━━━━━ Excerpted records

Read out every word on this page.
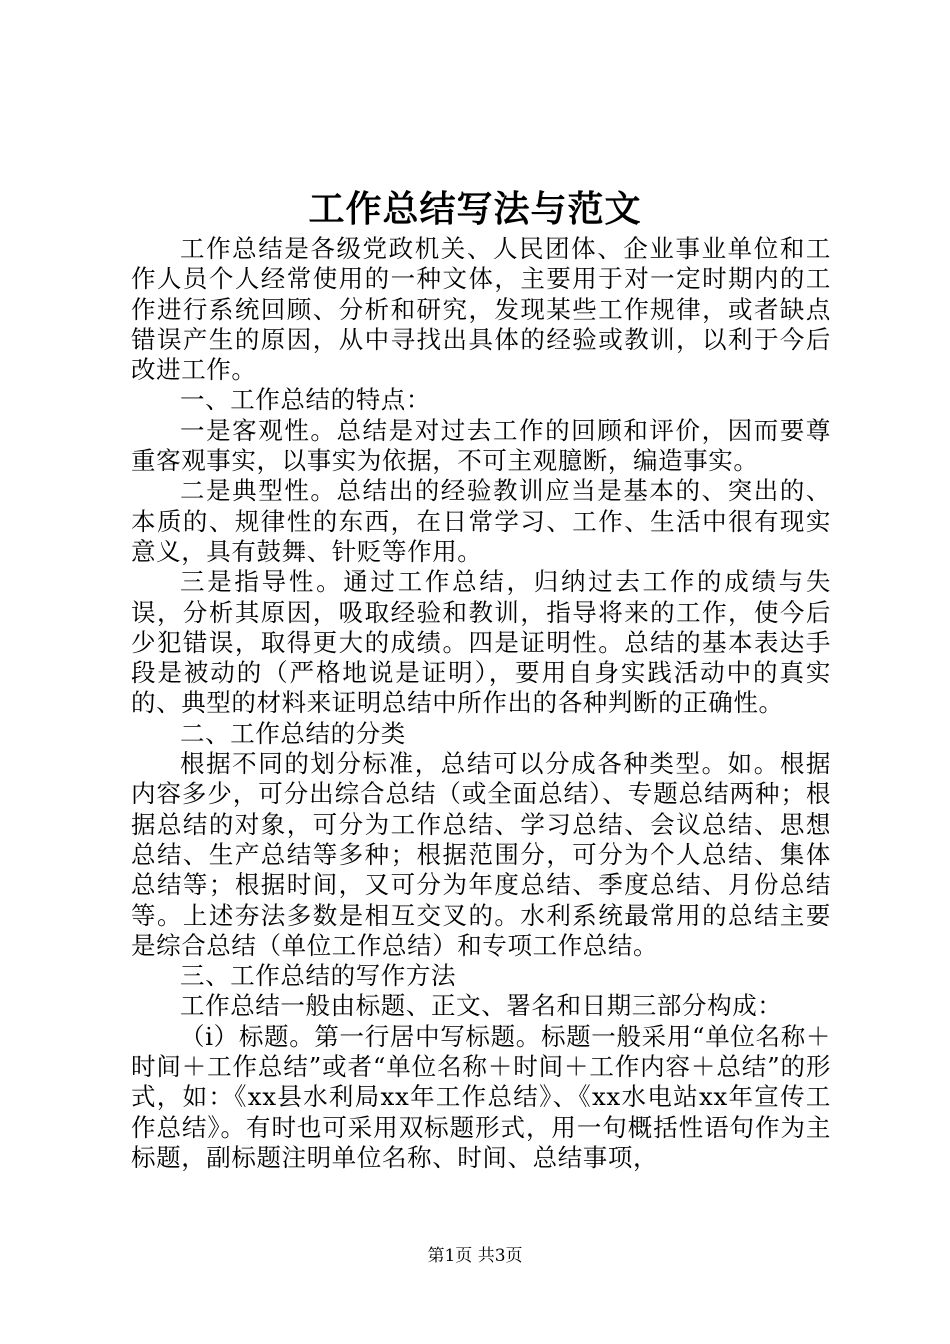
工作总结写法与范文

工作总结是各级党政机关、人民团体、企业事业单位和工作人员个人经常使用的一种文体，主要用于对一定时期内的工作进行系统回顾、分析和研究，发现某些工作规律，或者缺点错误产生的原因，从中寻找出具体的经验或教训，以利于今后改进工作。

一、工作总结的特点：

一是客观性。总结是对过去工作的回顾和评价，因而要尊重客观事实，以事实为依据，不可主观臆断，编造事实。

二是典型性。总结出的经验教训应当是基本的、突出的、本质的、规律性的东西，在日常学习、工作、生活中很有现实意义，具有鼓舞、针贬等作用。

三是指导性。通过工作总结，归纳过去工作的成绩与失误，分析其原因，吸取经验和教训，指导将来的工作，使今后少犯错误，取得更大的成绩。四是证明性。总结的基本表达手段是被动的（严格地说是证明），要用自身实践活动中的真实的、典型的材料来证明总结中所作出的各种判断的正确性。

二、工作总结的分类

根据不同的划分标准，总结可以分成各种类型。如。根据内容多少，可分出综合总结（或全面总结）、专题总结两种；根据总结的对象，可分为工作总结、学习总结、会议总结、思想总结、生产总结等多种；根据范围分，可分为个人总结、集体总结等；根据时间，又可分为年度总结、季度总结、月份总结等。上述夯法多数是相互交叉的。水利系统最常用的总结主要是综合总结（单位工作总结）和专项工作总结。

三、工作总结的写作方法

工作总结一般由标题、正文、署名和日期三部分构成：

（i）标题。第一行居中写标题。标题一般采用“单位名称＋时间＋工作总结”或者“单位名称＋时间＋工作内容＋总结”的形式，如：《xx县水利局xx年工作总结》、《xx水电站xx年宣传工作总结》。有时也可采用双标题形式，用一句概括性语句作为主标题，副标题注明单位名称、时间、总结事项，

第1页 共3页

━━━━━━━━━━

● Work required
Output a faithful copy of the data, with each picture left out.

● The solution
Read out every word on this page.
工作总结写法与范文

工作总结是各级党政机关、人民团体、企业事业单位和工作人员个人经常使用的一种文体，主要用于对一定时期内的工作进行系统回顾、分析和研究，发现某些工作规律，或者缺点错误产生的原因，从中寻找出具体的经验或教训，以利于今后改进工作。

一、工作总结的特点：

一是客观性。总结是对过去工作的回顾和评价，因而要尊重客观事实，以事实为依据，不可主观臆断，编造事实。

二是典型性。总结出的经验教训应当是基本的、突出的、本质的、规律性的东西，在日常学习、工作、生活中很有现实意义，具有鼓舞、针贬等作用。

三是指导性。通过工作总结，归纳过去工作的成绩与失误，分析其原因，吸取经验和教训，指导将来的工作，使今后少犯错误，取得更大的成绩。四是证明性。总结的基本表达手段是被动的（严格地说是证明），要用自身实践活动中的真实的、典型的材料来证明总结中所作出的各种判断的正确性。

二、工作总结的分类

根据不同的划分标准，总结可以分成各种类型。如。根据内容多少，可分出综合总结（或全面总结）、专题总结两种；根据总结的对象，可分为工作总结、学习总结、会议总结、思想总结、生产总结等多种；根据范围分，可分为个人总结、集体总结等；根据时间，又可分为年度总结、季度总结、月份总结等。上述夯法多数是相互交叉的。水利系统最常用的总结主要是综合总结（单位工作总结）和专项工作总结。

三、工作总结的写作方法

工作总结一般由标题、正文、署名和日期三部分构成：

（i）标题。第一行居中写标题。标题一般采用“单位名称＋时间＋工作总结”或者“单位名称＋时间＋工作内容＋总结”的形式，如：《xx县水利局xx年工作总结》、《xx水电站xx年宣传工作总结》。有时也可采用双标题形式，用一句概括性语句作为主标题，副标题注明单位名称、时间、总结事项，

第1页 共3页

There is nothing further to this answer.